**Work to be completed**
Search the material for the word "this" and report each line where it turns up.

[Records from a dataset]

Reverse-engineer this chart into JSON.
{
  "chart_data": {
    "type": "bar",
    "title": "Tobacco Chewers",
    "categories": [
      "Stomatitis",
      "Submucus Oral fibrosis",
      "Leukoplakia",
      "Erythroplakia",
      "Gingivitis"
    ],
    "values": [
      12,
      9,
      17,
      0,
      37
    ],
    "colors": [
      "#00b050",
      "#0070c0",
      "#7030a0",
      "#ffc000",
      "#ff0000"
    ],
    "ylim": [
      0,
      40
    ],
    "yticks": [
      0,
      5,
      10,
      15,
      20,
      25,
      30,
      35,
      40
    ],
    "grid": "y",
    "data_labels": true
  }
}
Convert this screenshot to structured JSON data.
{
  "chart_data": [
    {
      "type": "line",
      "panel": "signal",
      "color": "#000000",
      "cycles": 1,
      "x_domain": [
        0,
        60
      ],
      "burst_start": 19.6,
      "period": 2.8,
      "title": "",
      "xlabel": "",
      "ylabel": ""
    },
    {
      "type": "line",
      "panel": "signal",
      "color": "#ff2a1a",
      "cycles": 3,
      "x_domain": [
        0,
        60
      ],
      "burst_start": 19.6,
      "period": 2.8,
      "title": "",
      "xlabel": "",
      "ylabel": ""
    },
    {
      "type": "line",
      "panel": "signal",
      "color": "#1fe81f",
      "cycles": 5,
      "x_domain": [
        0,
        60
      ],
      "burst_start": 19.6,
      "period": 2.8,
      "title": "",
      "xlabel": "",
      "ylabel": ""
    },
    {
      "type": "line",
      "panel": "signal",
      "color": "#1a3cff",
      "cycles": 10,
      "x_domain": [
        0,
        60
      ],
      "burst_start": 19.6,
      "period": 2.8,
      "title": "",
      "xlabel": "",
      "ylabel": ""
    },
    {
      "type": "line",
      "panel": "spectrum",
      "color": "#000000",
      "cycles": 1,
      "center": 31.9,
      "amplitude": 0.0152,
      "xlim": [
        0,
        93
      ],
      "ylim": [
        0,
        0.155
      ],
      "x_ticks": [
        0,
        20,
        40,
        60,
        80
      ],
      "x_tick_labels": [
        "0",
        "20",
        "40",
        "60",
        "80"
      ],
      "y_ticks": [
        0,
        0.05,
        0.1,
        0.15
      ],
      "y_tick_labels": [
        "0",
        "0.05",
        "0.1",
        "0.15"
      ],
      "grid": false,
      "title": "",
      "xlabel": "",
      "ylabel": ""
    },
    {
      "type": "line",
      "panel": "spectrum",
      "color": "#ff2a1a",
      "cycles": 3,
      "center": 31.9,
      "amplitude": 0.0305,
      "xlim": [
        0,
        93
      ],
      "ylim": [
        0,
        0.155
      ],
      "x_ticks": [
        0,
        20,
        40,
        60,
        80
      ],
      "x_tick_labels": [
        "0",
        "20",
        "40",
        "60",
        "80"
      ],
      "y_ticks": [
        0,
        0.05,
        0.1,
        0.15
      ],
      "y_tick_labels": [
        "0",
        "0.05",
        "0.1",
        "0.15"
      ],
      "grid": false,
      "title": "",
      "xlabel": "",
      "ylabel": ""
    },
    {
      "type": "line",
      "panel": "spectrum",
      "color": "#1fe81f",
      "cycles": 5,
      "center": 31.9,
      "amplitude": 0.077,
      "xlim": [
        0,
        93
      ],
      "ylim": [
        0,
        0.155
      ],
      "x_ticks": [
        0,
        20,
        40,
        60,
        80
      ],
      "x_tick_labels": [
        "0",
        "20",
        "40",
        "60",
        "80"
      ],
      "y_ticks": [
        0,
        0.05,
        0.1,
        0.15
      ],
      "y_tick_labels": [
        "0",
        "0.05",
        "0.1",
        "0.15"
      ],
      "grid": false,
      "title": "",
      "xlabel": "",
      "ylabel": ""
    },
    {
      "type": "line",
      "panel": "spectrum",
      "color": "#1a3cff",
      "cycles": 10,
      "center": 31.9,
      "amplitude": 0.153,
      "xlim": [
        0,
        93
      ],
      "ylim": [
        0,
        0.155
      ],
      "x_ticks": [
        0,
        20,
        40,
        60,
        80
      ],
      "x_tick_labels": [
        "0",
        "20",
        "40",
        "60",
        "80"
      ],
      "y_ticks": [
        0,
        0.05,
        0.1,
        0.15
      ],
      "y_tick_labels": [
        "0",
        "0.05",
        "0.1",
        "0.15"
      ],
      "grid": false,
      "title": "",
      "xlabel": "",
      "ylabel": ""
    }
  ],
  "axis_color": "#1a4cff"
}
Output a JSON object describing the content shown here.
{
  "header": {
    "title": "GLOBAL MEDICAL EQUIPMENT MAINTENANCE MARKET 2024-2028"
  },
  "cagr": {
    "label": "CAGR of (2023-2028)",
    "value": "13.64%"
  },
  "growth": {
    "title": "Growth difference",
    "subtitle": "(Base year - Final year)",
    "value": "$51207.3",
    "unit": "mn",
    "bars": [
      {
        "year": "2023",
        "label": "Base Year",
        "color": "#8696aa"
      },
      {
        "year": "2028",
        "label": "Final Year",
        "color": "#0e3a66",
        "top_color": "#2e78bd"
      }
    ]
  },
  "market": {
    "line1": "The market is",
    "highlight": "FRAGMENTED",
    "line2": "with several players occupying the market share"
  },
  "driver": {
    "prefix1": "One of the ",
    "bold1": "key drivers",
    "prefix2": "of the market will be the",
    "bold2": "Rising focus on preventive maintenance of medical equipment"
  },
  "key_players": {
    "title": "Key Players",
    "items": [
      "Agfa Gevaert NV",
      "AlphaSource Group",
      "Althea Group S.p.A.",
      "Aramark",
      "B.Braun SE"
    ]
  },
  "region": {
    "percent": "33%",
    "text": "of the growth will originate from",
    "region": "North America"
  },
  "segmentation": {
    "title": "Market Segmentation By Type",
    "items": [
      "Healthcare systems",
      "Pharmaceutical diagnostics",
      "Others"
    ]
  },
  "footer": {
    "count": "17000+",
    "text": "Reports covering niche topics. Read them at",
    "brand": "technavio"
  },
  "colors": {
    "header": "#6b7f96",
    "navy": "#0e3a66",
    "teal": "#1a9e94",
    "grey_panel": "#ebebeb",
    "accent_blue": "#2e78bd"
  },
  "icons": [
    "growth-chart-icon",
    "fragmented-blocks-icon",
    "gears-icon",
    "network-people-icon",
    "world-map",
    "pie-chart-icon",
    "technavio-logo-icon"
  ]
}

**Solution to the problem**
Reverse-engineer this chart into JSON.
Convert this screenshot to structured JSON data.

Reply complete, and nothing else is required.